* What to produce *
In this exercise, reproduce all the entries that follow exactly.
————————
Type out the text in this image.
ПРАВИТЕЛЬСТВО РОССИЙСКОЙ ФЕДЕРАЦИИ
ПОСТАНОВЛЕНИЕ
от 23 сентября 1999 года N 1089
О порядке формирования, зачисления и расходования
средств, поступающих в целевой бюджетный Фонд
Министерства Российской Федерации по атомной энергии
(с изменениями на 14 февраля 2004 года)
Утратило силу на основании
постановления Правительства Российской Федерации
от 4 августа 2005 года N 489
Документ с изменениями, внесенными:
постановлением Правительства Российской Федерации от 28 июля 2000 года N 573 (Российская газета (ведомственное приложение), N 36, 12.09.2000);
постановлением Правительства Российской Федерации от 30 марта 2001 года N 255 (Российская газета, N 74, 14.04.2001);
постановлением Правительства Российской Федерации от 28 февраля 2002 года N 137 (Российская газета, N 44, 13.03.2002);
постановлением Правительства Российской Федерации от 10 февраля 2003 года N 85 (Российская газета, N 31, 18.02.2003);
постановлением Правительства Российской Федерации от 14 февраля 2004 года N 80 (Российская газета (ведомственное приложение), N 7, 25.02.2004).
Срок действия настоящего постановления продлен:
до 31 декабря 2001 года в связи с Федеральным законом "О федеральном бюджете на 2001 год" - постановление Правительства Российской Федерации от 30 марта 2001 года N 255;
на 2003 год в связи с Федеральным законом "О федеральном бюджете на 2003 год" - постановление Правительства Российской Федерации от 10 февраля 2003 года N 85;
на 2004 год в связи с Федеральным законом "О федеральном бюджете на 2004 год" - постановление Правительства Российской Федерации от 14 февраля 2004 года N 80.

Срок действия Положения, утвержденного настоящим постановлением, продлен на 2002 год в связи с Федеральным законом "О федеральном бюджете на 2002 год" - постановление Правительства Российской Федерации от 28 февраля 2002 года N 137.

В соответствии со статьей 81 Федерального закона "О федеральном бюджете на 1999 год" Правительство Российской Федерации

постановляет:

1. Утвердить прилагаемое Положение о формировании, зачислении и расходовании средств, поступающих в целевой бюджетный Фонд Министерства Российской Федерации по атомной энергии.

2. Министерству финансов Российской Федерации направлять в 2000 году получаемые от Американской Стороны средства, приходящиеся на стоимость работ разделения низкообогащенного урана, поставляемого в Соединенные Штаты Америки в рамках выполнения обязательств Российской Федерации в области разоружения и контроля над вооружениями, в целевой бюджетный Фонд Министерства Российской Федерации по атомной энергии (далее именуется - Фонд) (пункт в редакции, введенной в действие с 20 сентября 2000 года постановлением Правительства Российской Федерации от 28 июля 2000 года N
————————
* Output of the task *
Type out the text in this image.
ПРАВИТЕЛЬСТВО РОССИЙСКОЙ ФЕДЕРАЦИИ
ПОСТАНОВЛЕНИЕ
от 23 сентября 1999 года N 1089
О порядке формирования, зачисления и расходования
средств, поступающих в целевой бюджетный Фонд
Министерства Российской Федерации по атомной энергии
(с изменениями на 14 февраля 2004 года)
Утратило силу на основании
постановления Правительства Российской Федерации
от 4 августа 2005 года N 489
Документ с изменениями, внесенными:
постановлением Правительства Российской Федерации от 28 июля 2000 года N 573 (Российская газета (ведомственное приложение), N 36, 12.09.2000);
постановлением Правительства Российской Федерации от 30 марта 2001 года N 255 (Российская газета, N 74, 14.04.2001);
постановлением Правительства Российской Федерации от 28 февраля 2002 года N 137 (Российская газета, N 44, 13.03.2002);
постановлением Правительства Российской Федерации от 10 февраля 2003 года N 85 (Российская газета, N 31, 18.02.2003);
постановлением Правительства Российской Федерации от 14 февраля 2004 года N 80 (Российская газета (ведомственное приложение), N 7, 25.02.2004).
Срок действия настоящего постановления продлен:
до 31 декабря 2001 года в связи с Федеральным законом "О федеральном бюджете на 2001 год" - постановление Правительства Российской Федерации от 30 марта 2001 года N 255;
на 2003 год в связи с Федеральным законом "О федеральном бюджете на 2003 год" - постановление Правительства Российской Федерации от 10 февраля 2003 года N 85;
на 2004 год в связи с Федеральным законом "О федеральном бюджете на 2004 год" - постановление Правительства Российской Федерации от 14 февраля 2004 года N 80.

Срок действия Положения, утвержденного настоящим постановлением, продлен на 2002 год в связи с Федеральным законом "О федеральном бюджете на 2002 год" - постановление Правительства Российской Федерации от 28 февраля 2002 года N 137.

В соответствии со статьей 81 Федерального закона "О федеральном бюджете на 1999 год" Правительство Российской Федерации

постановляет:

1. Утвердить прилагаемое Положение о формировании, зачислении и расходовании средств, поступающих в целевой бюджетный Фонд Министерства Российской Федерации по атомной энергии.

2. Министерству финансов Российской Федерации направлять в 2000 году получаемые от Американской Стороны средства, приходящиеся на стоимость работ разделения низкообогащенного урана, поставляемого в Соединенные Штаты Америки в рамках выполнения обязательств Российской Федерации в области разоружения и контроля над вооружениями, в целевой бюджетный Фонд Министерства Российской Федерации по атомной энергии (далее именуется - Фонд) (пункт в редакции, введенной в действие с 20 сентября 2000 года постановлением Правительства Российской Федерации от 28 июля 2000 года N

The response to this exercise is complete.